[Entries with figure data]

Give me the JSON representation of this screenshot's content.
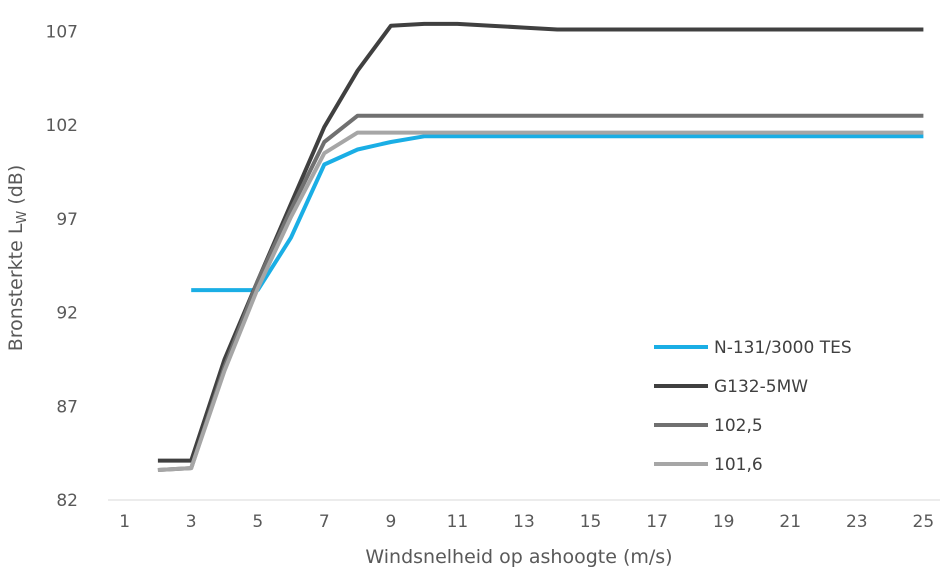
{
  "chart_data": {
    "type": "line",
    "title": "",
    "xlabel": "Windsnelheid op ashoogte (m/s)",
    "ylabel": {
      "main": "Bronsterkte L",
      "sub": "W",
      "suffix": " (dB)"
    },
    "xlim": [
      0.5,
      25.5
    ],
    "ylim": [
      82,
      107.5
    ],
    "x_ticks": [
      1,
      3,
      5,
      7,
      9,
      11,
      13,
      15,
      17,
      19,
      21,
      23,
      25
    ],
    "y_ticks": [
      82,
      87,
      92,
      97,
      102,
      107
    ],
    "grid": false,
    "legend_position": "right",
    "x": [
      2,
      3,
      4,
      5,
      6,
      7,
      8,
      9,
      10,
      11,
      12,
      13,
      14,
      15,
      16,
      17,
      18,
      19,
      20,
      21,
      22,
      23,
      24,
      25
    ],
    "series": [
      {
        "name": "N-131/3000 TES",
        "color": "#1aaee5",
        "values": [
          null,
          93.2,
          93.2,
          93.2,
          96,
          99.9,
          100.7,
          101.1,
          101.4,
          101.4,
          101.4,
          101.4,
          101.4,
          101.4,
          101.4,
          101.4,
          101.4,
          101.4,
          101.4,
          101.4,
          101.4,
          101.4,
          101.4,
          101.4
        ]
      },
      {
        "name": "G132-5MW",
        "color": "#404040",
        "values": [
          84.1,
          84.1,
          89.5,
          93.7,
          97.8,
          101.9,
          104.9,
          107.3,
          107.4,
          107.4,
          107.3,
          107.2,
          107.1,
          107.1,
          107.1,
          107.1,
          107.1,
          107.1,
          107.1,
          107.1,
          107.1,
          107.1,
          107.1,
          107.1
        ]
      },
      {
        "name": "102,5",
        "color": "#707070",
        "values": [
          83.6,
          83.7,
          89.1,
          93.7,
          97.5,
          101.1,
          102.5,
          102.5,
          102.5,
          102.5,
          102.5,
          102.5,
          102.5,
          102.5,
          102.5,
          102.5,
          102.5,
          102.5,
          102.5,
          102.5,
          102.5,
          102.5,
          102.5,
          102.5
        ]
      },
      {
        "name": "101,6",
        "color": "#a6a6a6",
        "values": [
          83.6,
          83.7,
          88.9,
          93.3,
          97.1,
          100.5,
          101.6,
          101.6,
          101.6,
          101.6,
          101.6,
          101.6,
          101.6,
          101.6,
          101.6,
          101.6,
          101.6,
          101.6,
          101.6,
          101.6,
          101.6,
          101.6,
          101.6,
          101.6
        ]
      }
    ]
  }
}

[DIRECTIONS] Return the full material word for word. Do not include the pictures.

[RESPONSE]
Give me the JSON representation of this screenshot's content.
{
  "chart_data": {
    "type": "line",
    "title": "",
    "xlabel": "Windsnelheid op ashoogte (m/s)",
    "ylabel": {
      "main": "Bronsterkte L",
      "sub": "W",
      "suffix": " (dB)"
    },
    "xlim": [
      0.5,
      25.5
    ],
    "ylim": [
      82,
      107.5
    ],
    "x_ticks": [
      1,
      3,
      5,
      7,
      9,
      11,
      13,
      15,
      17,
      19,
      21,
      23,
      25
    ],
    "y_ticks": [
      82,
      87,
      92,
      97,
      102,
      107
    ],
    "grid": false,
    "legend_position": "right",
    "x": [
      2,
      3,
      4,
      5,
      6,
      7,
      8,
      9,
      10,
      11,
      12,
      13,
      14,
      15,
      16,
      17,
      18,
      19,
      20,
      21,
      22,
      23,
      24,
      25
    ],
    "series": [
      {
        "name": "N-131/3000 TES",
        "color": "#1aaee5",
        "values": [
          null,
          93.2,
          93.2,
          93.2,
          96,
          99.9,
          100.7,
          101.1,
          101.4,
          101.4,
          101.4,
          101.4,
          101.4,
          101.4,
          101.4,
          101.4,
          101.4,
          101.4,
          101.4,
          101.4,
          101.4,
          101.4,
          101.4,
          101.4
        ]
      },
      {
        "name": "G132-5MW",
        "color": "#404040",
        "values": [
          84.1,
          84.1,
          89.5,
          93.7,
          97.8,
          101.9,
          104.9,
          107.3,
          107.4,
          107.4,
          107.3,
          107.2,
          107.1,
          107.1,
          107.1,
          107.1,
          107.1,
          107.1,
          107.1,
          107.1,
          107.1,
          107.1,
          107.1,
          107.1
        ]
      },
      {
        "name": "102,5",
        "color": "#707070",
        "values": [
          83.6,
          83.7,
          89.1,
          93.7,
          97.5,
          101.1,
          102.5,
          102.5,
          102.5,
          102.5,
          102.5,
          102.5,
          102.5,
          102.5,
          102.5,
          102.5,
          102.5,
          102.5,
          102.5,
          102.5,
          102.5,
          102.5,
          102.5,
          102.5
        ]
      },
      {
        "name": "101,6",
        "color": "#a6a6a6",
        "values": [
          83.6,
          83.7,
          88.9,
          93.3,
          97.1,
          100.5,
          101.6,
          101.6,
          101.6,
          101.6,
          101.6,
          101.6,
          101.6,
          101.6,
          101.6,
          101.6,
          101.6,
          101.6,
          101.6,
          101.6,
          101.6,
          101.6,
          101.6,
          101.6
        ]
      }
    ]
  }
}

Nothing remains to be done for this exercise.